### DOCUMENTO DI ORIGINE:
- - - - - - -

Sentenza Sentenza Cassazione Civile n. 4326 del 20/02/2020

Cassazione civile sez. I, 20/02/2020, (ud. 10/07/2019, dep. 20/02/2020), n.4326

LA CORTE SUPREMA DI CASSAZIONE

SEZIONE PRIMA CIVILE

Composta dagli Ill.mi Sigg.ri Magistrati:

Dott. DE CHIARA Carlo – Presidente –

Dott. TRIA Lucia – rel. Consigliere –

Dott. SCOTTI Umberto L. C. G. – Consigliere –

Dott. MARULLI Marco – Consigliere –

Dott. FIDANZIA Andrea – Consigliere –

ha pronunciato la seguente:

ORDINANZA

sul ricorso 23333/2018 proposto da:

F.D., alias F.D., domiciliato in Roma, Piazza

Cavour, presso la Cancelleria Ovile della Corte di Cassazione,

rappresentato e difeso dall’avvocato Mauro Ceci, giusta procura in

calce al ricorso;

– ricorrente –

contro

Ministero dell’Interno;

– intimato –

avverso la sentenza n. 1019/2018 della CORTE D’APPELLO di L’AQUILA,

depositata il 29/05/2018;

udita la relazione della causa svolta nella camera di consiglio del

10/07/2019 dal cons. Dott. LUCIA TRIA.

Fatto

RILEVATO

CHE:

1. la Corte d’appello di L’Aquila, con sentenza n. 1019 del 29 maggio 2018, respinge l’appello proposto dal cittadino del (OMISSIS) F.D. alias F.D. avverso l’ordinanza del locale Tribunale di rigetto del ricorso del ricorrente avverso il provvedimento della competente Commissione territoriale per il riconoscimento della protezione internazionale che ha, a sua volta, respinto la domanda di protezione internazionale proposta dall’interessato escludendo altresì la sussistenza dei presupposti per la protezione complementare (umanitaria);

2. la Corte d’appello, per quel che qui interessa, precisa che:

a) deve essere preliminarmente respinto il motivo d’appello relativo alla mancata traduzione del provvedimento impugnato, in quanto il ricorrente ha soltanto dedotto, in modo generico, la violazione dell’obbligo di traduzione di cui al D.Lgs. n. 25 del 2008, art. 10 ma non ha lamentato un’effettiva compressione del diritto di difesa, che comunque è da escludere visto che, anche senza la traduzione in lingua straniera della parte motiva del provvedimento della Commissione, il difensore del richiedente è stato in grado di articolare una compiuta e tempestiva difesa, sicchè il vizio dedotto è stato sanato dal raggiungimento dello scopo dell’atto;

b) anche la censura relativa alla notifica del provvedimento della Commissione in copia non autenticata è infondata perchè dalla relazione di notifica (scritta in più lingue) risulta che è stato notificato il provvedimento stesso recante la sottoscrizione digitale del presidente della Commissione e non una copia dell’atto;

c) quanto all’esame degli altri motivi, deve essere, in primo luogo, rilevato che il richiedente ha riferito di aver lasciato il proprio villaggio perchè la sua famiglia era stata coinvolta in una disputa per l’elezione del capo del villaggio, sfociata in una rissa;

d) pur trattandosi di una situazione comune a tutti i membri del nucleo familiare, tuttavia tutti gli altri componenti della famiglia del ricorrente sono rimasti nel villaggio, il quale peraltro si trova a soli sessanta chilometri dalla capitale (OMISSIS) e quindi in una zona in cui l’interessato avrebbe potuto chiedere ed ottenere più facilmente protezione dalla polizia contro eventuali violenze altrui;

e) ne deriva che il racconto del dichiarante presenta profili di inattendibilità, genericità e contraddittorietà;

f) inoltre, da fonti autorevoli risulta che il distretto di provenienza del ricorrente è molto lontano dalle zone del (OMISSIS) ove si registrano scontri violenti e lotte etniche, sicchè è da escludere che in caso di rimpatrio il ricorrente potrebbe trovarsi in una regione in preda alla guerra, come configurata dal D.Lgs. n. 251 del 2007, art. 14, lett. c);

g) infine, lo svolgimento di un’attività lavorativa in Italia non costituisce, di per sè, un valido presupposto per la concessione della protezione umanitaria per la quale non assumono autonomo rilievo ragioni economiche come l’aver trovato lavoro;

3. il ricorso di (OMISSIS) F.D. alias F.D. domanda la cassazione della suddetta sentenza per due motivi;

4. il Ministero dell’Interno resta intimato.

- - - - - - -

(Voci salvate)
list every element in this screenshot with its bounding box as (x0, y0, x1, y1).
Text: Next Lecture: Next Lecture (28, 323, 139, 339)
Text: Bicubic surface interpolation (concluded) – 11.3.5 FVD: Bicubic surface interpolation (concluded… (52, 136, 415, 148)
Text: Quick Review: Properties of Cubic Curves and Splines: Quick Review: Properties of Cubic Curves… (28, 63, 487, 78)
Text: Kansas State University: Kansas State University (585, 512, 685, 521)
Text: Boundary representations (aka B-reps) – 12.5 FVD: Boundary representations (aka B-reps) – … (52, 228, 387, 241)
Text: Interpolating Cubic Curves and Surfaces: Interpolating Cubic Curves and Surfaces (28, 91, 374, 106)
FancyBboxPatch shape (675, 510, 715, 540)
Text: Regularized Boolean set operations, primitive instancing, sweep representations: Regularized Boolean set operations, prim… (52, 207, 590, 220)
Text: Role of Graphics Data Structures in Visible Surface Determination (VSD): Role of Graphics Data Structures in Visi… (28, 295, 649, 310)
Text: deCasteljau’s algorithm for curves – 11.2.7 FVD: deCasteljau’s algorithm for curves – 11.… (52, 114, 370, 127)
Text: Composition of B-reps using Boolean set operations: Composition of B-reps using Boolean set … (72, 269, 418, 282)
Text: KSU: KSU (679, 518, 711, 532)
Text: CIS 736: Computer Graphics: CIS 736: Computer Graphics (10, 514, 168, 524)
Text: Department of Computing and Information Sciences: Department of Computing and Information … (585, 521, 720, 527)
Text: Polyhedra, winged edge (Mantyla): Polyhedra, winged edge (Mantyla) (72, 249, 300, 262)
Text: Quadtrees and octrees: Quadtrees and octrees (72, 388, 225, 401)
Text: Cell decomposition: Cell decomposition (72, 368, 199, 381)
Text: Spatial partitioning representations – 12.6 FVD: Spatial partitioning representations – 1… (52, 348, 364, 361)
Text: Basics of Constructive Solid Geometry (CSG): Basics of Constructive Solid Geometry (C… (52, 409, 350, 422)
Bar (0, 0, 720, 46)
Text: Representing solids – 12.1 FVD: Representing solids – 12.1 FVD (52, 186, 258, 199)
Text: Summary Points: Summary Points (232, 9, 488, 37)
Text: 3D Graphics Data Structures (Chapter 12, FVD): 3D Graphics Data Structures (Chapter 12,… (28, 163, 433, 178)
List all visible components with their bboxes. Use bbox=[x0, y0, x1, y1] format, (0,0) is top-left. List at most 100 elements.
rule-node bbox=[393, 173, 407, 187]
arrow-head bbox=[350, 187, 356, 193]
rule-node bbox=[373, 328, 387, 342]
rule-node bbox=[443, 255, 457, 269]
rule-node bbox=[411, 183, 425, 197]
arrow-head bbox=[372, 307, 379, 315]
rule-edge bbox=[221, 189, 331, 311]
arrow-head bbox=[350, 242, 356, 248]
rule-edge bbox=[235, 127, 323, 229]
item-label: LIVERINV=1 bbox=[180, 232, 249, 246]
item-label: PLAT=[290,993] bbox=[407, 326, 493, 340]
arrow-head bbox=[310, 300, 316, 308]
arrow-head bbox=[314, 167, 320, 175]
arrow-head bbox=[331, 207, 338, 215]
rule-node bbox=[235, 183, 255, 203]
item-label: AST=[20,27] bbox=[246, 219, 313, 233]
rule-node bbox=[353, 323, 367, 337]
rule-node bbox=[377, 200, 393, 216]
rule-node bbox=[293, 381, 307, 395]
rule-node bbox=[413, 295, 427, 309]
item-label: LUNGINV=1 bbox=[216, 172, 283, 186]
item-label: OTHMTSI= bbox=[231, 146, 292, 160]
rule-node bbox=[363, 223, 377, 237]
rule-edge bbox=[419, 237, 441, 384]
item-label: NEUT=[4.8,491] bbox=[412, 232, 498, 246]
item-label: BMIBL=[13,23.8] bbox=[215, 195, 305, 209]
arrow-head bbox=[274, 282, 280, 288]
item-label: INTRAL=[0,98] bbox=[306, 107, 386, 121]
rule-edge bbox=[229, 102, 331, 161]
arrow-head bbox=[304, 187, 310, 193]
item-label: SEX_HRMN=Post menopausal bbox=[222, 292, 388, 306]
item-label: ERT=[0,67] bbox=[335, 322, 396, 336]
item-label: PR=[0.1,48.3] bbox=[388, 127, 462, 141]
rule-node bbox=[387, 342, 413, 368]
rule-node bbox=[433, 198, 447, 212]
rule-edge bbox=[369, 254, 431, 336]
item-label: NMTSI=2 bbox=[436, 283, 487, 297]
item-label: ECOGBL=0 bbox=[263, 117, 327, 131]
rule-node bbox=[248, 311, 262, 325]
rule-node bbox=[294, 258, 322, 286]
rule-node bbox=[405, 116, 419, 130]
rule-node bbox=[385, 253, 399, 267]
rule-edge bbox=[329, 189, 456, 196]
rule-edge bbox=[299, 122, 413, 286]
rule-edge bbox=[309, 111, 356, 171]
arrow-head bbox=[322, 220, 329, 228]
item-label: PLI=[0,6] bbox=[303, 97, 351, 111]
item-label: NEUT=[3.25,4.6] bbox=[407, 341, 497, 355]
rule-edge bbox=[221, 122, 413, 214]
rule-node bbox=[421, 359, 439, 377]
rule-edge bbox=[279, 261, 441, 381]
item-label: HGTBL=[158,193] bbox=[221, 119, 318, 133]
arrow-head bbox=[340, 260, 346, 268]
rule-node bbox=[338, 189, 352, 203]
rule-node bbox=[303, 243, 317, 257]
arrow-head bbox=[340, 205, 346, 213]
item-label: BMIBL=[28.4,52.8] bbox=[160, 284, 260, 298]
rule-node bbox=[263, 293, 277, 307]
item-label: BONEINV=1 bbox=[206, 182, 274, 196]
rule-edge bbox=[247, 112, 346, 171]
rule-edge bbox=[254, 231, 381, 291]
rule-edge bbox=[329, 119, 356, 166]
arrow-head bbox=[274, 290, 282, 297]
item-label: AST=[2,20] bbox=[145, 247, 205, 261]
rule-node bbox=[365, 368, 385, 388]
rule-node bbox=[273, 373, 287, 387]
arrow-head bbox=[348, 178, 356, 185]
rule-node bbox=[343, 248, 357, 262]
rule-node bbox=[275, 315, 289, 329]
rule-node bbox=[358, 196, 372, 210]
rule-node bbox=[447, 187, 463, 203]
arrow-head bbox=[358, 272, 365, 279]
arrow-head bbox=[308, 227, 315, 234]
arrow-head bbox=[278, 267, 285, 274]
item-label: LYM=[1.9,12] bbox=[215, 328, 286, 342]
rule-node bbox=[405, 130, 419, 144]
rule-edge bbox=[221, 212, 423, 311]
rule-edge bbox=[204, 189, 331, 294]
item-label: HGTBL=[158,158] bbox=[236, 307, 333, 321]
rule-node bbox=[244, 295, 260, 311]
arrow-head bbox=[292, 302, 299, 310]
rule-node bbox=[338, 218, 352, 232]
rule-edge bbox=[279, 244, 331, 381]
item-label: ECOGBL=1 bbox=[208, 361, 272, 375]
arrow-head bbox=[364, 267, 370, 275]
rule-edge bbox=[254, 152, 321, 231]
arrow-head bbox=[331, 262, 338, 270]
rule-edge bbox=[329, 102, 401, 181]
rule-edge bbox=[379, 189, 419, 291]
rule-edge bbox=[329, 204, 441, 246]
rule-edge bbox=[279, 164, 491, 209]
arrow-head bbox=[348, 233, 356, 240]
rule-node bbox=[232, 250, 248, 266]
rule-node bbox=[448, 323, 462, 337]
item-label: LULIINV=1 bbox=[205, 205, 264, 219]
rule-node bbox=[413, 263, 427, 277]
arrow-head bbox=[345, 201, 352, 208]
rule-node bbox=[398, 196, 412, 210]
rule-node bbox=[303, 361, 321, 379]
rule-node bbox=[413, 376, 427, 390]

- - - - - - -

### ATTIVITÀ DA SVOLGERE:
1. Riproduci dall'ordinanza tutto il testo che va da "e) ne deriva" fino a "dell’Interno resta intimato.".
2. Rispondi alle seguenti domande in base all'ordinanza.
(a) Chi ricopre il ruolo di Presidente nel collegio che ha pronunciato l'ordinanza?
(b) A quanti chilometri dalla capitale si trova il villaggio del ricorrente?
(c) Per quanti motivi il ricorso domanda la cassazione della sentenza della Corte d'appello?
3. Traduci in inglese questa frase dell'ordinanza: "ne deriva che il racconto del dichiarante presenta profili di inattendibilità, genericità e contraddittorietà;"

### SOLUZIONI:
1.
e) ne deriva che il racconto del dichiarante presenta profili di inattendibilità, genericità e contraddittorietà;

f) inoltre, da fonti autorevoli risulta che il distretto di provenienza del ricorrente è molto lontano dalle zone del (OMISSIS) ove si registrano scontri violenti e lotte etniche, sicchè è da escludere che in caso di rimpatrio il ricorrente potrebbe trovarsi in una regione in preda alla guerra, come configurata dal D.Lgs. n. 251 del 2007, art. 14, lett. c);

g) infine, lo svolgimento di un’attività lavorativa in Italia non costituisce, di per sè, un valido presupposto per la concessione della protezione umanitaria per la quale non assumono autonomo rilievo ragioni economiche come l’aver trovato lavoro;

3. il ricorso di (OMISSIS) F.D. alias F.D. domanda la cassazione della suddetta sentenza per due motivi;

4. il Ministero dell’Interno resta intimato.

2.
(a) Il Dott. DE CHIARA Carlo.
(b) A sessanta chilometri.
(c) Per due motivi.

3. It follows that the declarant's account shows elements of unreliability, vagueness and inconsistency;